_Short problem:_
Lines containing the word "tests" are to be located and copied.

-- Start Given information --

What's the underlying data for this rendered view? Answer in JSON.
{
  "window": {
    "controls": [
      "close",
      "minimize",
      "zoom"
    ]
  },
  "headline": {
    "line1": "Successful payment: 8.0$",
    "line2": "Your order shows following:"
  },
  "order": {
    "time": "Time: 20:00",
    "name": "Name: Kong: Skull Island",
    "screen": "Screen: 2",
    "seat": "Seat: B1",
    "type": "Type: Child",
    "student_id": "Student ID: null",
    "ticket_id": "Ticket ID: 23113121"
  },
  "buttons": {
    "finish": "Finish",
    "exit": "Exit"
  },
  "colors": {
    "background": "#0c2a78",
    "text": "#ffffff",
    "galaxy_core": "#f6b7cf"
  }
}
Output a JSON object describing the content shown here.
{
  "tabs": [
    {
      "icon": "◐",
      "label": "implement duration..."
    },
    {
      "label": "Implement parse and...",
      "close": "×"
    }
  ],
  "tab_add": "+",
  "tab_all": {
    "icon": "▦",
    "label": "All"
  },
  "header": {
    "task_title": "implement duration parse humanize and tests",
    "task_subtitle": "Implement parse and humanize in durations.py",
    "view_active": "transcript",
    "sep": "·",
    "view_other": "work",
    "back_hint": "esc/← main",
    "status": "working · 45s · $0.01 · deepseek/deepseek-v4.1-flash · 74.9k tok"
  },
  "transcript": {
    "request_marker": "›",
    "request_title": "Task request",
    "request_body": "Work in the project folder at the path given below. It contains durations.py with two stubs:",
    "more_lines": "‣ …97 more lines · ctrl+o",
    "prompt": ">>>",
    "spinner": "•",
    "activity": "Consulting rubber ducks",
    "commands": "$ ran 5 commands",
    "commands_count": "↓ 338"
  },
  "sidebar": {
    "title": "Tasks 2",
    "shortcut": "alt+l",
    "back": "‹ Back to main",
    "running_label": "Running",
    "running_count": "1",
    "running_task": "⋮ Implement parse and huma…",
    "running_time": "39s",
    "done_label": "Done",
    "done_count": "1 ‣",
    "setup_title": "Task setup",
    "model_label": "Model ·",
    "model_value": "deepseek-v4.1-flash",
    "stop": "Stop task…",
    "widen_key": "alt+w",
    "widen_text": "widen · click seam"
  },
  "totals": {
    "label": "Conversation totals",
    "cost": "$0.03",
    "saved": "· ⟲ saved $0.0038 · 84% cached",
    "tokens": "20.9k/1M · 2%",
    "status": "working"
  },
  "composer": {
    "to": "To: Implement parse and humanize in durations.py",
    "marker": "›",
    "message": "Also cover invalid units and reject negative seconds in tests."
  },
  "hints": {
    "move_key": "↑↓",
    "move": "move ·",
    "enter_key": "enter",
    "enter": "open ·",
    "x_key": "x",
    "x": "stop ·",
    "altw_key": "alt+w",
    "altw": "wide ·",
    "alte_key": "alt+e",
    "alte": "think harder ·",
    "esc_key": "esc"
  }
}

-- End Given information --

_Response to this exercise:_
    "task_title": "implement duration parse humanize and tests",
    "message": "Also cover invalid units and reject negative seconds in tests."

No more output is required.